Requirement: Locate every line that holds the string "returns" and copy it.

Data to use:
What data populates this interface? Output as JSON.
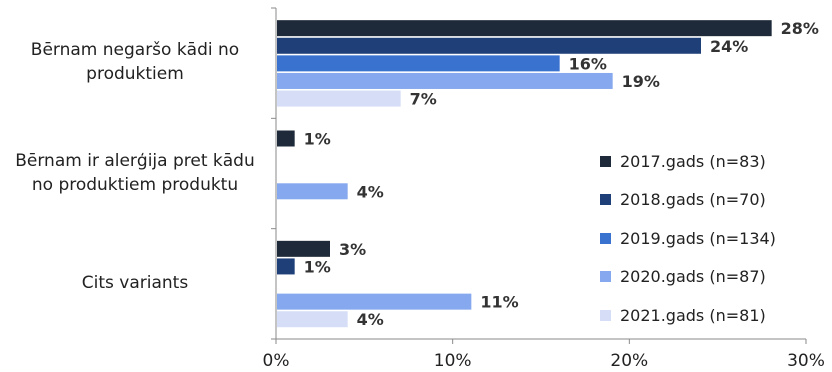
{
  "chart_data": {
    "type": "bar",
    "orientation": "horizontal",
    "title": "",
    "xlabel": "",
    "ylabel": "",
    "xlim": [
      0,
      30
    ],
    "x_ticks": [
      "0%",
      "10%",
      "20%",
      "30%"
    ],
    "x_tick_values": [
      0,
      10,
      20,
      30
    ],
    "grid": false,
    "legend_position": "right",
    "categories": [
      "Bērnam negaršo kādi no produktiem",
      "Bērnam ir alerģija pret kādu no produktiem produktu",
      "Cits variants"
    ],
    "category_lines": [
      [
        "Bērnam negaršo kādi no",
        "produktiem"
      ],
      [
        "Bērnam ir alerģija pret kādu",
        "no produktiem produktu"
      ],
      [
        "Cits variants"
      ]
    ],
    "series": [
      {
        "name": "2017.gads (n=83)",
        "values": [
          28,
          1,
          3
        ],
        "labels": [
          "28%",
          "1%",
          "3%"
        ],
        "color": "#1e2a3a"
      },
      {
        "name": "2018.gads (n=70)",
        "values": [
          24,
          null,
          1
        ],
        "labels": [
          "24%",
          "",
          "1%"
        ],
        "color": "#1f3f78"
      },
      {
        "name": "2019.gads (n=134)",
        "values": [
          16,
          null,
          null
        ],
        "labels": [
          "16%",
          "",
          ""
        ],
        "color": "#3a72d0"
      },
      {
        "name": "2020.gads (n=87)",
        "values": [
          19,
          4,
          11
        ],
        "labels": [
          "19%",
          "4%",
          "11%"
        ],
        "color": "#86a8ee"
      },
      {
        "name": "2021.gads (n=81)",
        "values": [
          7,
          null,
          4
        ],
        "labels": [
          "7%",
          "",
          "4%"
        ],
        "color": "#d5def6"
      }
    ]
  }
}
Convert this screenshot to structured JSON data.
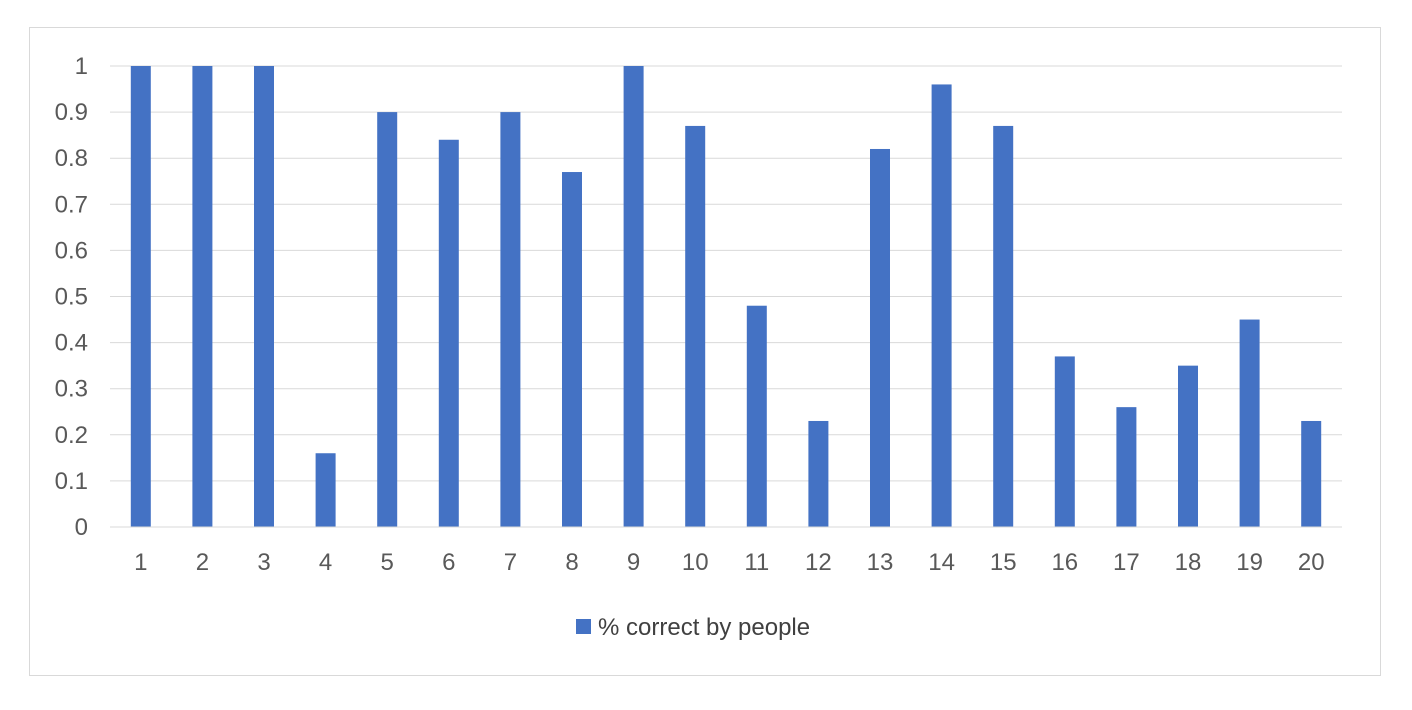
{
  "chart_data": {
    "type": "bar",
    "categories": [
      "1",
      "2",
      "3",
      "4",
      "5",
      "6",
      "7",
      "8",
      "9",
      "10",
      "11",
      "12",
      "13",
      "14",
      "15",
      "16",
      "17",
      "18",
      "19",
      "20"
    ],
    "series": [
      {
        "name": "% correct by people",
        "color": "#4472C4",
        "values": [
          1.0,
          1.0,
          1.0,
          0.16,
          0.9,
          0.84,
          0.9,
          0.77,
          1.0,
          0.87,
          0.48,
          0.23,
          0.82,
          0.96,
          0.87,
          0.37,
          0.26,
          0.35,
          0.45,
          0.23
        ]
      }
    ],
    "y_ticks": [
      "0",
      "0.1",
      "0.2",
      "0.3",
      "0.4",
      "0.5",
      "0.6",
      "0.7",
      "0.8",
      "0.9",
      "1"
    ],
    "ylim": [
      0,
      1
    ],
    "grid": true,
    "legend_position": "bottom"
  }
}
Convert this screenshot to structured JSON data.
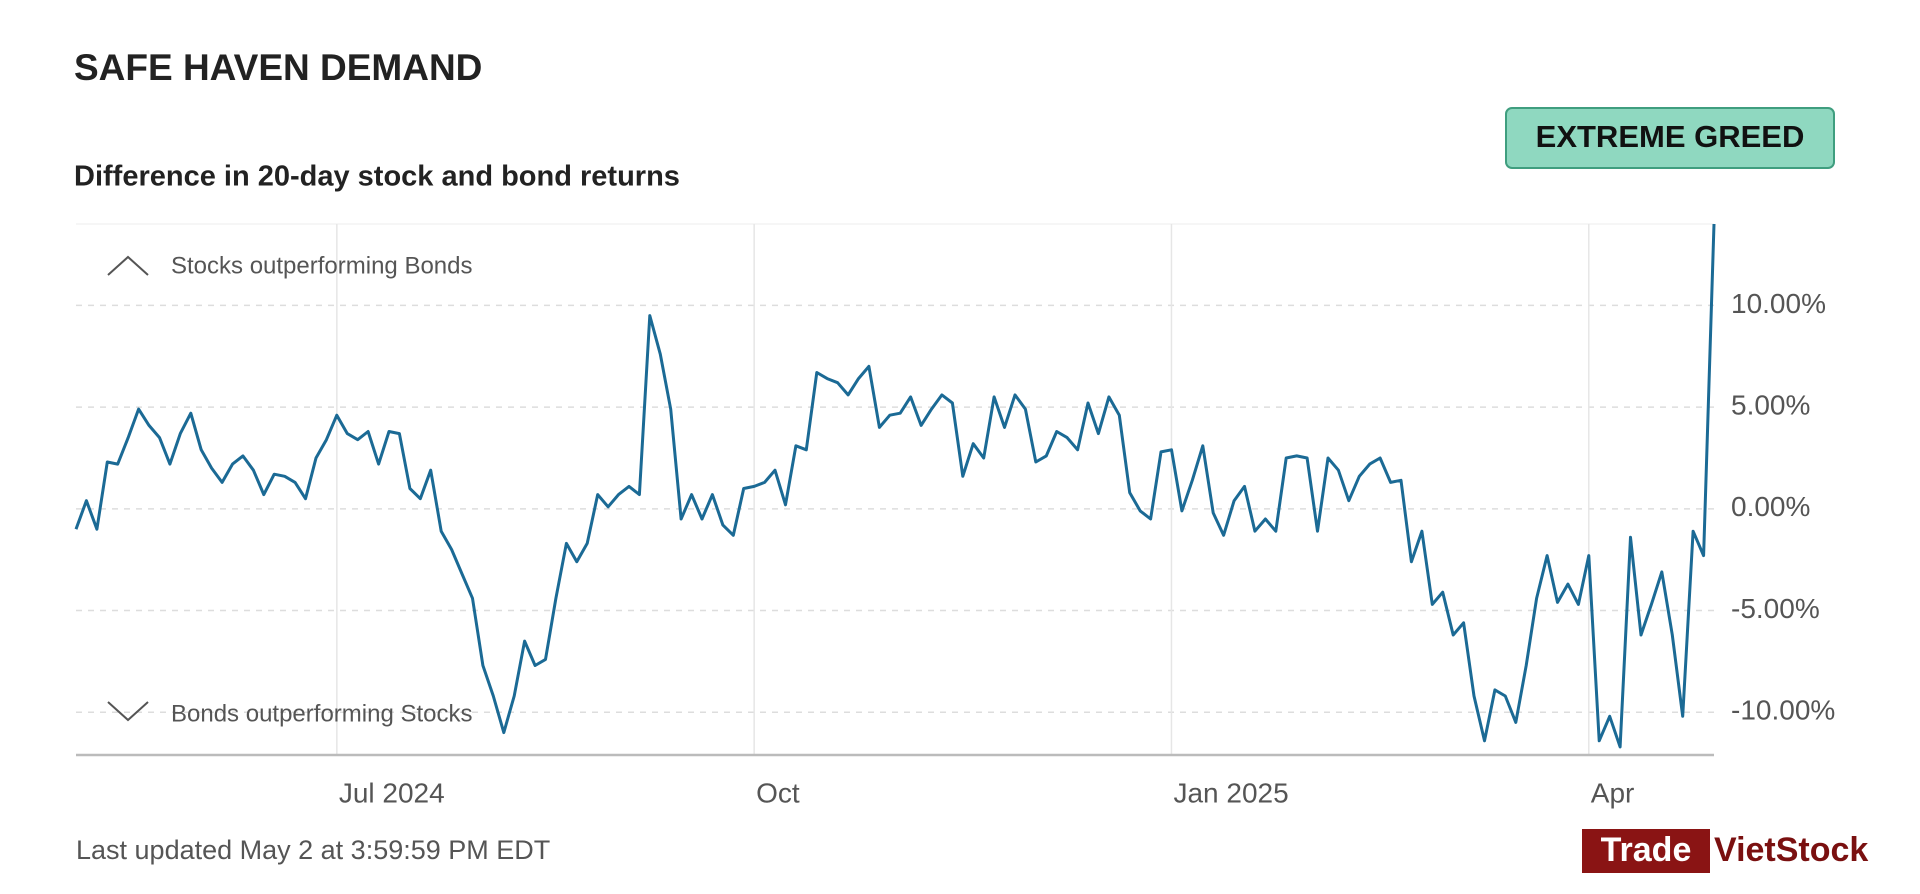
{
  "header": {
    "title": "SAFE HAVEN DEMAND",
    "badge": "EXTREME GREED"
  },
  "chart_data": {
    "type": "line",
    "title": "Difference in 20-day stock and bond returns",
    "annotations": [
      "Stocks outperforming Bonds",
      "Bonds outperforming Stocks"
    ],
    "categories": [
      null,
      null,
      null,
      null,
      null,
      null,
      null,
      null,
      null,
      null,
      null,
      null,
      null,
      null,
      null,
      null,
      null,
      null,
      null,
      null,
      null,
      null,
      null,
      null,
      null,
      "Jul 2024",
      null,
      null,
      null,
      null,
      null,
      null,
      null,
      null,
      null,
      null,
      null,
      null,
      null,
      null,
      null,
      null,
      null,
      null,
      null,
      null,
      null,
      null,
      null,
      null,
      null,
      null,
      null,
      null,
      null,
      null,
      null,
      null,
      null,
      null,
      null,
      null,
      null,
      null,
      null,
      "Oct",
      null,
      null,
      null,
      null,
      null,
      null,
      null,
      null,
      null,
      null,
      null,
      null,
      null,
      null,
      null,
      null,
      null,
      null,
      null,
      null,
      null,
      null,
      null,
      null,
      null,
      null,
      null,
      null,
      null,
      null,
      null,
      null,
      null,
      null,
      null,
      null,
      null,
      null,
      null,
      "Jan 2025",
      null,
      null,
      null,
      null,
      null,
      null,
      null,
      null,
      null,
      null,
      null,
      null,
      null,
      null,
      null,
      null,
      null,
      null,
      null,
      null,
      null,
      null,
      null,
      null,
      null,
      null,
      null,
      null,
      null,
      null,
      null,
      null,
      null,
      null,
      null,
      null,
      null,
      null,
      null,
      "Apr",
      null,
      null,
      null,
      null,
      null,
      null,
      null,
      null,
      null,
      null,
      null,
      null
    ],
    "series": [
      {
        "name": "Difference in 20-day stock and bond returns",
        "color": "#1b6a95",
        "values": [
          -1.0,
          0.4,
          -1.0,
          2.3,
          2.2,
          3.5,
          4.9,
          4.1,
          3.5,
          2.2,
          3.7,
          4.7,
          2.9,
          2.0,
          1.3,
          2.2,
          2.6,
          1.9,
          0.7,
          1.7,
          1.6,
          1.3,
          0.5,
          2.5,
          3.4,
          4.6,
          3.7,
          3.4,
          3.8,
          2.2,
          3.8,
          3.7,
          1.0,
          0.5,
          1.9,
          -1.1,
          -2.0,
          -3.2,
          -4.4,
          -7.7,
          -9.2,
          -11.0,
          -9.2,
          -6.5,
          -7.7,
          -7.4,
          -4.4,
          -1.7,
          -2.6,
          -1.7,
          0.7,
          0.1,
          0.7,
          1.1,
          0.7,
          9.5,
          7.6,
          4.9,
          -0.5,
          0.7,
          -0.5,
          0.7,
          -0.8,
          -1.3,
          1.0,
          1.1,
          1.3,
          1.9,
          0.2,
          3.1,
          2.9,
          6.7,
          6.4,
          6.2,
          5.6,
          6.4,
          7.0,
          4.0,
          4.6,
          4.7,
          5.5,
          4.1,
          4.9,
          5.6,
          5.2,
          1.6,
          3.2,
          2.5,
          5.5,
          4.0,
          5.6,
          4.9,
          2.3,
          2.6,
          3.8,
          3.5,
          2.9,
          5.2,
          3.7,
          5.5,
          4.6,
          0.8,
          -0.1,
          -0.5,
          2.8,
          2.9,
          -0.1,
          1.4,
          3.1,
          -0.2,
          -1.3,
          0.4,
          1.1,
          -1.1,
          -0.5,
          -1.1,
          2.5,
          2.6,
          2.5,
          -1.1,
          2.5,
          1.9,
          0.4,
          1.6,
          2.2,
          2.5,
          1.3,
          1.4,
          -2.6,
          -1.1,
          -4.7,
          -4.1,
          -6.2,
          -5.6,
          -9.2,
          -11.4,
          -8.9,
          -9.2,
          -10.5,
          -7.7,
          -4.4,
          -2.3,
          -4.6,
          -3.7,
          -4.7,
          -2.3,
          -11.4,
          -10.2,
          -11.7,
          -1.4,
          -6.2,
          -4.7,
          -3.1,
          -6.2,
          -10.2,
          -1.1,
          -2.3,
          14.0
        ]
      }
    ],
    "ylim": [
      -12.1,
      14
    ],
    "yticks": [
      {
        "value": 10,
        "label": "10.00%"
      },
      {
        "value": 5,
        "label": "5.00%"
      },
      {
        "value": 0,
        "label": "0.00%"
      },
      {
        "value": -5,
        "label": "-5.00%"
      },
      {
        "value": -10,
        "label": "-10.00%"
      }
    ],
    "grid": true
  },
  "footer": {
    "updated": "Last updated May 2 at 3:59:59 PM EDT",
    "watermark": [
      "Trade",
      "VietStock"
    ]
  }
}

Complete output:
    "title": "Difference in 20-day stock and bond returns",
        "name": "Difference in 20-day stock and bond returns",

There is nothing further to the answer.